Raw records:
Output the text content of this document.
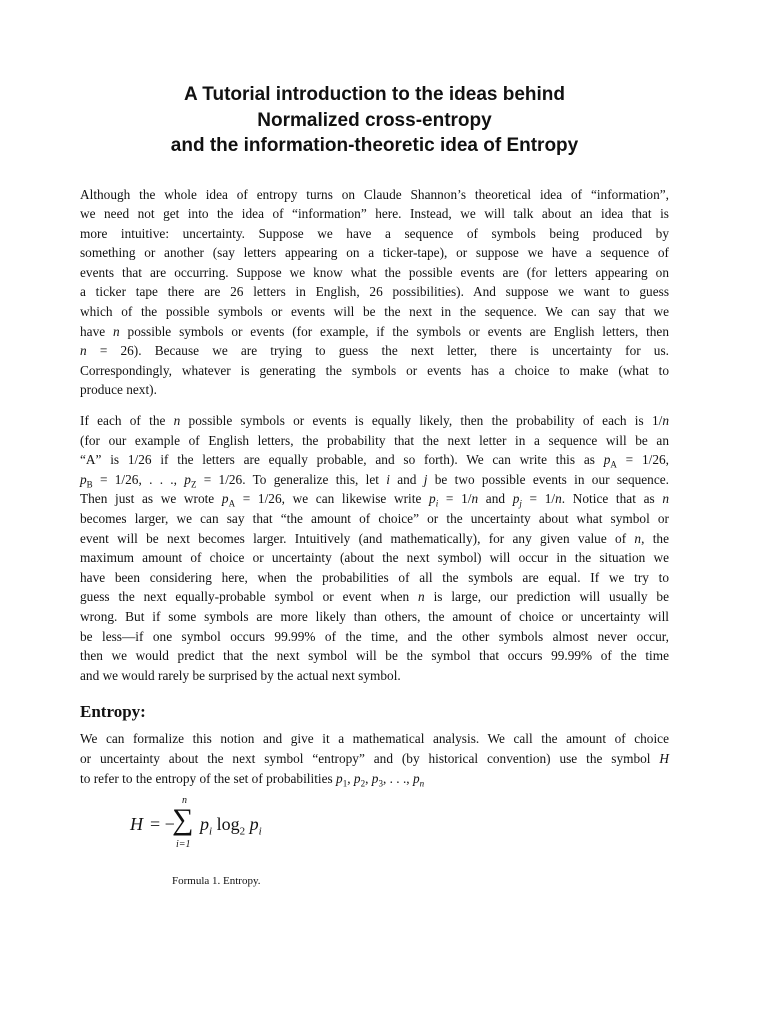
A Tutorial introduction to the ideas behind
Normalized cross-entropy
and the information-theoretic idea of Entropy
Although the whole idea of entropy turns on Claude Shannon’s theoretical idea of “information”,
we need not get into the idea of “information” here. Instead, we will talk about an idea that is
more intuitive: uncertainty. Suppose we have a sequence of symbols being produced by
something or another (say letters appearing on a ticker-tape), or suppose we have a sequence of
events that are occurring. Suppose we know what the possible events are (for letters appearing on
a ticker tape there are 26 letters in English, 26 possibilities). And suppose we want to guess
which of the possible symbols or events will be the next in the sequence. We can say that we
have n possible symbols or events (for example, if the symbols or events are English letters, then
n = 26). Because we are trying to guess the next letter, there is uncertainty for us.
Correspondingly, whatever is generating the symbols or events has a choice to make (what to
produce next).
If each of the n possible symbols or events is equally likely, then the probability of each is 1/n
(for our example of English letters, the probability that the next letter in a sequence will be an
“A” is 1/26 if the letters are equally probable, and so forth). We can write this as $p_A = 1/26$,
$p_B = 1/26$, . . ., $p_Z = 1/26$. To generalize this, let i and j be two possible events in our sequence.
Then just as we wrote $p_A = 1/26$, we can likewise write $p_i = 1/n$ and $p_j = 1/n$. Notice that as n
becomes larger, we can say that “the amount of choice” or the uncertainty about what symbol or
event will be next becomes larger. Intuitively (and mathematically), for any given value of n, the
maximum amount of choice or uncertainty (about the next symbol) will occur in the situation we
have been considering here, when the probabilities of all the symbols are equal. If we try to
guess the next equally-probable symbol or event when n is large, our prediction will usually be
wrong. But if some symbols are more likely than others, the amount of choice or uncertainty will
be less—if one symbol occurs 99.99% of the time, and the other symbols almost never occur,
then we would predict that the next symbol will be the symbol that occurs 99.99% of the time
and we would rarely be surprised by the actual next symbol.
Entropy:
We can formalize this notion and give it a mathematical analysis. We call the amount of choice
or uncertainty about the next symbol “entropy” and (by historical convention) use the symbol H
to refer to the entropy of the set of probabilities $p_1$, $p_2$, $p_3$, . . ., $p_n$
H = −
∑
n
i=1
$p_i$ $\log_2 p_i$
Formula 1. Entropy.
==
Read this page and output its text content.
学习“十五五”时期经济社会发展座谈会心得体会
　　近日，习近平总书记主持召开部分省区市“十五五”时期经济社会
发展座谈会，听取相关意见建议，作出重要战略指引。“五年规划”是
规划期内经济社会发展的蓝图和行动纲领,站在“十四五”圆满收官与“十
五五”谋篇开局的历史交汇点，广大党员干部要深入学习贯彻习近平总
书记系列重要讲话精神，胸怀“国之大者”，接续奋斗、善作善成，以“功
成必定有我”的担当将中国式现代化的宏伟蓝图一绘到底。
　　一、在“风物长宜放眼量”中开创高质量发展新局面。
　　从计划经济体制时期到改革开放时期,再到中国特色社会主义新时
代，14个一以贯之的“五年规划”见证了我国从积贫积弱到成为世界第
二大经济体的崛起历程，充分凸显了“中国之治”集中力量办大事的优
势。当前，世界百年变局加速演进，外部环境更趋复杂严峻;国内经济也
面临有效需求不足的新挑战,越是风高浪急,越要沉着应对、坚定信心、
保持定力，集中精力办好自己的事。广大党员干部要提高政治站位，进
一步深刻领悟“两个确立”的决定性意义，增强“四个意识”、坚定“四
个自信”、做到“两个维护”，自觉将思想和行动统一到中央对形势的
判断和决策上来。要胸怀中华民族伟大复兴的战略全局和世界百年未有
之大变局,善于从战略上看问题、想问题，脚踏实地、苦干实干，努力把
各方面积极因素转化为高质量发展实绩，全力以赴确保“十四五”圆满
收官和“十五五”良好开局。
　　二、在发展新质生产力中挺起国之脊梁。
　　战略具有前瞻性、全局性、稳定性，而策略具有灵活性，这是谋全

Stated goal: Count the lines above in which the word "probabilities" appears, then state only that count.

Written response: 2